### Entries from a dataset:
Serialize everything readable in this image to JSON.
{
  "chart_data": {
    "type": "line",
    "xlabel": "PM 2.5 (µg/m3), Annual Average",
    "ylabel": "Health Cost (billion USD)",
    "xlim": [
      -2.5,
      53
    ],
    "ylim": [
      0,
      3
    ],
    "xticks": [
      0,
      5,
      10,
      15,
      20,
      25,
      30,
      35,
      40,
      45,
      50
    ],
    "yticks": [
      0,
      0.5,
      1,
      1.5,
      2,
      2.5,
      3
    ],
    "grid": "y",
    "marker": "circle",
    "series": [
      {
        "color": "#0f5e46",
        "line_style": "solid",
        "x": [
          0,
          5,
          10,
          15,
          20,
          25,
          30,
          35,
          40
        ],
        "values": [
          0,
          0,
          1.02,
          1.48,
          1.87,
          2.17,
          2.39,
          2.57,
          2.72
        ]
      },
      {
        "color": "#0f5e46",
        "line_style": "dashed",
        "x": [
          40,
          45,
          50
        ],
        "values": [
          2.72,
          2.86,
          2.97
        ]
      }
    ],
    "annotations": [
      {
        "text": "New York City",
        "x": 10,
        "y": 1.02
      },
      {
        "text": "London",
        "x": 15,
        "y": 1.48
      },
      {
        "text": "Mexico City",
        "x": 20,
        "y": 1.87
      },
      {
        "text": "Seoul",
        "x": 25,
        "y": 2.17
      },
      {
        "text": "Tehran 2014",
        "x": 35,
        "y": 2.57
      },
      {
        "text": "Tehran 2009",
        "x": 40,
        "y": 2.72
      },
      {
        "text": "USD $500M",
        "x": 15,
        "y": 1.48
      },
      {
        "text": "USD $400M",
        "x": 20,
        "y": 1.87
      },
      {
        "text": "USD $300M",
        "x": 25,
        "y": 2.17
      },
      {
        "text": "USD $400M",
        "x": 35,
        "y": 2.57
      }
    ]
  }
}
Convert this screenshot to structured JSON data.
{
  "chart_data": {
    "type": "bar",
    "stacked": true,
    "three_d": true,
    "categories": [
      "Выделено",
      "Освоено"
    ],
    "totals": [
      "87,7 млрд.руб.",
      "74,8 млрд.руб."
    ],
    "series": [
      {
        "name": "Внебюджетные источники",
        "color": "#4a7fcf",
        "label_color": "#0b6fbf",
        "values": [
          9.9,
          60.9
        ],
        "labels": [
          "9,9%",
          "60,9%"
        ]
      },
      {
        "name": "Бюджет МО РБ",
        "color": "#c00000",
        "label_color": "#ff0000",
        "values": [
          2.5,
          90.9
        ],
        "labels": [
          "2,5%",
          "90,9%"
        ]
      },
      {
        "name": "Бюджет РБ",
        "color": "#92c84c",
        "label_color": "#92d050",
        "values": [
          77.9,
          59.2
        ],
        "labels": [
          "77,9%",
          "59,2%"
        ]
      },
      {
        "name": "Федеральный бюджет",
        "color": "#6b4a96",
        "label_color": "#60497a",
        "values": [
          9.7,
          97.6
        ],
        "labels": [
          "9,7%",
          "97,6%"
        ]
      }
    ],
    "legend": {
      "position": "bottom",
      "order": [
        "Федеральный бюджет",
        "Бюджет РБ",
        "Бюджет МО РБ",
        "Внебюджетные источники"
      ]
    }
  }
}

### Written problem:
Repeat the entries exactly, all of them.

### Response to the task:
Serialize everything readable in this image to JSON.
{
  "chart_data": {
    "type": "line",
    "xlabel": "PM 2.5 (µg/m3), Annual Average",
    "ylabel": "Health Cost (billion USD)",
    "xlim": [
      -2.5,
      53
    ],
    "ylim": [
      0,
      3
    ],
    "xticks": [
      0,
      5,
      10,
      15,
      20,
      25,
      30,
      35,
      40,
      45,
      50
    ],
    "yticks": [
      0,
      0.5,
      1,
      1.5,
      2,
      2.5,
      3
    ],
    "grid": "y",
    "marker": "circle",
    "series": [
      {
        "color": "#0f5e46",
        "line_style": "solid",
        "x": [
          0,
          5,
          10,
          15,
          20,
          25,
          30,
          35,
          40
        ],
        "values": [
          0,
          0,
          1.02,
          1.48,
          1.87,
          2.17,
          2.39,
          2.57,
          2.72
        ]
      },
      {
        "color": "#0f5e46",
        "line_style": "dashed",
        "x": [
          40,
          45,
          50
        ],
        "values": [
          2.72,
          2.86,
          2.97
        ]
      }
    ],
    "annotations": [
      {
        "text": "New York City",
        "x": 10,
        "y": 1.02
      },
      {
        "text": "London",
        "x": 15,
        "y": 1.48
      },
      {
        "text": "Mexico City",
        "x": 20,
        "y": 1.87
      },
      {
        "text": "Seoul",
        "x": 25,
        "y": 2.17
      },
      {
        "text": "Tehran 2014",
        "x": 35,
        "y": 2.57
      },
      {
        "text": "Tehran 2009",
        "x": 40,
        "y": 2.72
      },
      {
        "text": "USD $500M",
        "x": 15,
        "y": 1.48
      },
      {
        "text": "USD $400M",
        "x": 20,
        "y": 1.87
      },
      {
        "text": "USD $300M",
        "x": 25,
        "y": 2.17
      },
      {
        "text": "USD $400M",
        "x": 35,
        "y": 2.57
      }
    ]
  }
}
Convert this screenshot to structured JSON data.
{
  "chart_data": {
    "type": "bar",
    "stacked": true,
    "three_d": true,
    "categories": [
      "Выделено",
      "Освоено"
    ],
    "totals": [
      "87,7 млрд.руб.",
      "74,8 млрд.руб."
    ],
    "series": [
      {
        "name": "Внебюджетные источники",
        "color": "#4a7fcf",
        "label_color": "#0b6fbf",
        "values": [
          9.9,
          60.9
        ],
        "labels": [
          "9,9%",
          "60,9%"
        ]
      },
      {
        "name": "Бюджет МО РБ",
        "color": "#c00000",
        "label_color": "#ff0000",
        "values": [
          2.5,
          90.9
        ],
        "labels": [
          "2,5%",
          "90,9%"
        ]
      },
      {
        "name": "Бюджет РБ",
        "color": "#92c84c",
        "label_color": "#92d050",
        "values": [
          77.9,
          59.2
        ],
        "labels": [
          "77,9%",
          "59,2%"
        ]
      },
      {
        "name": "Федеральный бюджет",
        "color": "#6b4a96",
        "label_color": "#60497a",
        "values": [
          9.7,
          97.6
        ],
        "labels": [
          "9,7%",
          "97,6%"
        ]
      }
    ],
    "legend": {
      "position": "bottom",
      "order": [
        "Федеральный бюджет",
        "Бюджет РБ",
        "Бюджет МО РБ",
        "Внебюджетные источники"
      ]
    }
  }
}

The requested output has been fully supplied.